▶ [Task input]
━━━━━━

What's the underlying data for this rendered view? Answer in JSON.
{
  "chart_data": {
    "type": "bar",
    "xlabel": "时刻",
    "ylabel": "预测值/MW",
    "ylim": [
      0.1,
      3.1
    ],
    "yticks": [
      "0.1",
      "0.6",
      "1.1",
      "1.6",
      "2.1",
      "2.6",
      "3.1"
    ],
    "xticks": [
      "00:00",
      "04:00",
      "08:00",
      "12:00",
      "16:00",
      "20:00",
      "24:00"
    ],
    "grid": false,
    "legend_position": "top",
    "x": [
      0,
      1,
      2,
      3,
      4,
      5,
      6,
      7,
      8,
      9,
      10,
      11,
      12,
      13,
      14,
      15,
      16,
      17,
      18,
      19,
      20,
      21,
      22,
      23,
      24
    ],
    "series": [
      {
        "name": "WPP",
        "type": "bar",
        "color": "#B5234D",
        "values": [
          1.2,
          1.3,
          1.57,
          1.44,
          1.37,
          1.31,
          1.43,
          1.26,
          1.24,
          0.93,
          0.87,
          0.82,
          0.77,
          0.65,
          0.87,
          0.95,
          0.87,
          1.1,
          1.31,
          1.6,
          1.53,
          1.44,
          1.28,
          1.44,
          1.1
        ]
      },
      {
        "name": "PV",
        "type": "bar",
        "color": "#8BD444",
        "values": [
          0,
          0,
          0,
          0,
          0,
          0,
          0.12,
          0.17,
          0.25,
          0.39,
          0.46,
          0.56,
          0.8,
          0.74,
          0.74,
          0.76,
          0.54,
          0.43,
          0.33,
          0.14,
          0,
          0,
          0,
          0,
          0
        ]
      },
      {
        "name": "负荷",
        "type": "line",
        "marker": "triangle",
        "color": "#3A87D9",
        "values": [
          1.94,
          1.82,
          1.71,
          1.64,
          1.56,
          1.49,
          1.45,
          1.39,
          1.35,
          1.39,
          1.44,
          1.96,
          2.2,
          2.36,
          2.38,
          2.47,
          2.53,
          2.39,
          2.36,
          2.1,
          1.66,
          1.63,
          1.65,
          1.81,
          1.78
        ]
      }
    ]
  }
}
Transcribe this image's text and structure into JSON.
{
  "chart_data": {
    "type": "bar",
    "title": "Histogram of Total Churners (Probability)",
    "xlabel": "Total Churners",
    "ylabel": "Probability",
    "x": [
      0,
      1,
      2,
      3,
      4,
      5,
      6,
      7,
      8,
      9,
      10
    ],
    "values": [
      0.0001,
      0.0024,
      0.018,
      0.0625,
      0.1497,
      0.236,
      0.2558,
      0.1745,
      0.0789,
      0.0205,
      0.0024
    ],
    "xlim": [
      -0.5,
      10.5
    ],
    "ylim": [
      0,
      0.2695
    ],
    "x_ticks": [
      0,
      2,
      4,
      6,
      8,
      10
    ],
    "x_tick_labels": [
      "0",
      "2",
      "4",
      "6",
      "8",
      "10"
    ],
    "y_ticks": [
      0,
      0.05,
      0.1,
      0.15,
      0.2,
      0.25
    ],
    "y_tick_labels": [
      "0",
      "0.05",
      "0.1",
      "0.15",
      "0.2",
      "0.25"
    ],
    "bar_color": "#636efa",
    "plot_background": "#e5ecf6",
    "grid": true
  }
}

━━━━━━

Look through the material above. Copy each line where the word "Probability" appears.

▶ [Written solution]
    "title": "Histogram of Total Churners (Probability)",
    "ylabel": "Probability",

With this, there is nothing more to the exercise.